Reproduce the records below exactly as given.

Stored data entries:

------------------------------------------------------------------------

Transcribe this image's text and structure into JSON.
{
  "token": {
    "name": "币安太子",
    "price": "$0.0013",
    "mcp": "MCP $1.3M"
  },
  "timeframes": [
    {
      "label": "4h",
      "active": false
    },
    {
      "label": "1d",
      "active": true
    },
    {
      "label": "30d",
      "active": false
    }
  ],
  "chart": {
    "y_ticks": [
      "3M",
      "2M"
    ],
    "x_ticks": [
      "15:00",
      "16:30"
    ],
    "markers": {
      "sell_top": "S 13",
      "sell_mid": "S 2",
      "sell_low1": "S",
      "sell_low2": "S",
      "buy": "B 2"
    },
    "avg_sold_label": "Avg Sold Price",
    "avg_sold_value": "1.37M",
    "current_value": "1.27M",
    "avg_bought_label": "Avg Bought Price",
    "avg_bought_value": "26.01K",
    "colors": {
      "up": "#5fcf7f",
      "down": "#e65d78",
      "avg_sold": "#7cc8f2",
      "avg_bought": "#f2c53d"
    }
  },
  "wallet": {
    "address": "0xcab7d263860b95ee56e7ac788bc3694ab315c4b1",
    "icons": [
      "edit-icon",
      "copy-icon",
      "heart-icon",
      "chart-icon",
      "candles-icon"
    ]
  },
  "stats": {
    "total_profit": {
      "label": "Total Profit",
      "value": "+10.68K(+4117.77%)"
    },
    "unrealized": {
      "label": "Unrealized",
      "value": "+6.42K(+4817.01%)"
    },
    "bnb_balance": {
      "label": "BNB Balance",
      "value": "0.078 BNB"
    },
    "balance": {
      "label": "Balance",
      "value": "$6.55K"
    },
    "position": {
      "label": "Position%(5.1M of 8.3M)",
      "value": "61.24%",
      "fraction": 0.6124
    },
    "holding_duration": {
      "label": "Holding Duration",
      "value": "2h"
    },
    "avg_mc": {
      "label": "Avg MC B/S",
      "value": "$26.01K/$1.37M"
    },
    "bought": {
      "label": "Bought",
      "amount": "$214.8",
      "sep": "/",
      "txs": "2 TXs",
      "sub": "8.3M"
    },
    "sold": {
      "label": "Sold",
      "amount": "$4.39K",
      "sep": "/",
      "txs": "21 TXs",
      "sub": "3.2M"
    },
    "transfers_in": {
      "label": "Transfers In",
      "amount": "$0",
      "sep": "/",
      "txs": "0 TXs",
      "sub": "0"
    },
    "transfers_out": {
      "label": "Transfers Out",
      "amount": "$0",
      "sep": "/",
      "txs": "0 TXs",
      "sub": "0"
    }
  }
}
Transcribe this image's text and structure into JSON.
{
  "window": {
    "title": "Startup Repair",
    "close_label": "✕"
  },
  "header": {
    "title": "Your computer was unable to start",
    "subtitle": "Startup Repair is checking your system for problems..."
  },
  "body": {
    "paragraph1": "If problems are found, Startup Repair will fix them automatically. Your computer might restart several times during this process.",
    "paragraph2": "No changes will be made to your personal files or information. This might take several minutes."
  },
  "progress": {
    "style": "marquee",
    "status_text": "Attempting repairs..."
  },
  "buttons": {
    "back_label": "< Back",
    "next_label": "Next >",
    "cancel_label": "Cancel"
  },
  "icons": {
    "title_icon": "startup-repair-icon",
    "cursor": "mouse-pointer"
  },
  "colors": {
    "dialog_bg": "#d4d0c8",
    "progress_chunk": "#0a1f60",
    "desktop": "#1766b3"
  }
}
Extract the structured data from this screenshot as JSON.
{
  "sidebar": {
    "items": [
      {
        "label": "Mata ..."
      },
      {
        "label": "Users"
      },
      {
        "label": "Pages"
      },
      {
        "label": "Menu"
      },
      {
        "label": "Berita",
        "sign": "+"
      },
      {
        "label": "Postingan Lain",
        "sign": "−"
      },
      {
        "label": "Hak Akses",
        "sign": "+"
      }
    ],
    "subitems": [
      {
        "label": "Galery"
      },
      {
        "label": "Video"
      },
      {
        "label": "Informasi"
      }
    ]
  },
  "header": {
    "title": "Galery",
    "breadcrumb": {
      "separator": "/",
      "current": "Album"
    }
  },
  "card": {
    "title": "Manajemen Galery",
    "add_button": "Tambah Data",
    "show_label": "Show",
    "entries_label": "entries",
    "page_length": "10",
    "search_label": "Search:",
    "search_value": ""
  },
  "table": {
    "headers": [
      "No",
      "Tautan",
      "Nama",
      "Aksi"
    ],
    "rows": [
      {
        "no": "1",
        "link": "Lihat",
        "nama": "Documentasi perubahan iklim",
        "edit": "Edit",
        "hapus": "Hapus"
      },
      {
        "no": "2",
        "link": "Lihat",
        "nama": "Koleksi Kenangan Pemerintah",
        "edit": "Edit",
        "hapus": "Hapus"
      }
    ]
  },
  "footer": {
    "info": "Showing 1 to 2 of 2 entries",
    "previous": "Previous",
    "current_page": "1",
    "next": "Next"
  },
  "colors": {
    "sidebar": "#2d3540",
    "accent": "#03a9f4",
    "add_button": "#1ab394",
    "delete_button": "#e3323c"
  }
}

------------------------------------------------------------------------

(Final answer):
Transcribe this image's text and structure into JSON.
{
  "token": {
    "name": "币安太子",
    "price": "$0.0013",
    "mcp": "MCP $1.3M"
  },
  "timeframes": [
    {
      "label": "4h",
      "active": false
    },
    {
      "label": "1d",
      "active": true
    },
    {
      "label": "30d",
      "active": false
    }
  ],
  "chart": {
    "y_ticks": [
      "3M",
      "2M"
    ],
    "x_ticks": [
      "15:00",
      "16:30"
    ],
    "markers": {
      "sell_top": "S 13",
      "sell_mid": "S 2",
      "sell_low1": "S",
      "sell_low2": "S",
      "buy": "B 2"
    },
    "avg_sold_label": "Avg Sold Price",
    "avg_sold_value": "1.37M",
    "current_value": "1.27M",
    "avg_bought_label": "Avg Bought Price",
    "avg_bought_value": "26.01K",
    "colors": {
      "up": "#5fcf7f",
      "down": "#e65d78",
      "avg_sold": "#7cc8f2",
      "avg_bought": "#f2c53d"
    }
  },
  "wallet": {
    "address": "0xcab7d263860b95ee56e7ac788bc3694ab315c4b1",
    "icons": [
      "edit-icon",
      "copy-icon",
      "heart-icon",
      "chart-icon",
      "candles-icon"
    ]
  },
  "stats": {
    "total_profit": {
      "label": "Total Profit",
      "value": "+10.68K(+4117.77%)"
    },
    "unrealized": {
      "label": "Unrealized",
      "value": "+6.42K(+4817.01%)"
    },
    "bnb_balance": {
      "label": "BNB Balance",
      "value": "0.078 BNB"
    },
    "balance": {
      "label": "Balance",
      "value": "$6.55K"
    },
    "position": {
      "label": "Position%(5.1M of 8.3M)",
      "value": "61.24%",
      "fraction": 0.6124
    },
    "holding_duration": {
      "label": "Holding Duration",
      "value": "2h"
    },
    "avg_mc": {
      "label": "Avg MC B/S",
      "value": "$26.01K/$1.37M"
    },
    "bought": {
      "label": "Bought",
      "amount": "$214.8",
      "sep": "/",
      "txs": "2 TXs",
      "sub": "8.3M"
    },
    "sold": {
      "label": "Sold",
      "amount": "$4.39K",
      "sep": "/",
      "txs": "21 TXs",
      "sub": "3.2M"
    },
    "transfers_in": {
      "label": "Transfers In",
      "amount": "$0",
      "sep": "/",
      "txs": "0 TXs",
      "sub": "0"
    },
    "transfers_out": {
      "label": "Transfers Out",
      "amount": "$0",
      "sep": "/",
      "txs": "0 TXs",
      "sub": "0"
    }
  }
}
Transcribe this image's text and structure into JSON.
{
  "window": {
    "title": "Startup Repair",
    "close_label": "✕"
  },
  "header": {
    "title": "Your computer was unable to start",
    "subtitle": "Startup Repair is checking your system for problems..."
  },
  "body": {
    "paragraph1": "If problems are found, Startup Repair will fix them automatically. Your computer might restart several times during this process.",
    "paragraph2": "No changes will be made to your personal files or information. This might take several minutes."
  },
  "progress": {
    "style": "marquee",
    "status_text": "Attempting repairs..."
  },
  "buttons": {
    "back_label": "< Back",
    "next_label": "Next >",
    "cancel_label": "Cancel"
  },
  "icons": {
    "title_icon": "startup-repair-icon",
    "cursor": "mouse-pointer"
  },
  "colors": {
    "dialog_bg": "#d4d0c8",
    "progress_chunk": "#0a1f60",
    "desktop": "#1766b3"
  }
}
Extract the structured data from this screenshot as JSON.
{
  "sidebar": {
    "items": [
      {
        "label": "Mata ..."
      },
      {
        "label": "Users"
      },
      {
        "label": "Pages"
      },
      {
        "label": "Menu"
      },
      {
        "label": "Berita",
        "sign": "+"
      },
      {
        "label": "Postingan Lain",
        "sign": "−"
      },
      {
        "label": "Hak Akses",
        "sign": "+"
      }
    ],
    "subitems": [
      {
        "label": "Galery"
      },
      {
        "label": "Video"
      },
      {
        "label": "Informasi"
      }
    ]
  },
  "header": {
    "title": "Galery",
    "breadcrumb": {
      "separator": "/",
      "current": "Album"
    }
  },
  "card": {
    "title": "Manajemen Galery",
    "add_button": "Tambah Data",
    "show_label": "Show",
    "entries_label": "entries",
    "page_length": "10",
    "search_label": "Search:",
    "search_value": ""
  },
  "table": {
    "headers": [
      "No",
      "Tautan",
      "Nama",
      "Aksi"
    ],
    "rows": [
      {
        "no": "1",
        "link": "Lihat",
        "nama": "Documentasi perubahan iklim",
        "edit": "Edit",
        "hapus": "Hapus"
      },
      {
        "no": "2",
        "link": "Lihat",
        "nama": "Koleksi Kenangan Pemerintah",
        "edit": "Edit",
        "hapus": "Hapus"
      }
    ]
  },
  "footer": {
    "info": "Showing 1 to 2 of 2 entries",
    "previous": "Previous",
    "current_page": "1",
    "next": "Next"
  },
  "colors": {
    "sidebar": "#2d3540",
    "accent": "#03a9f4",
    "add_button": "#1ab394",
    "delete_button": "#e3323c"
  }
}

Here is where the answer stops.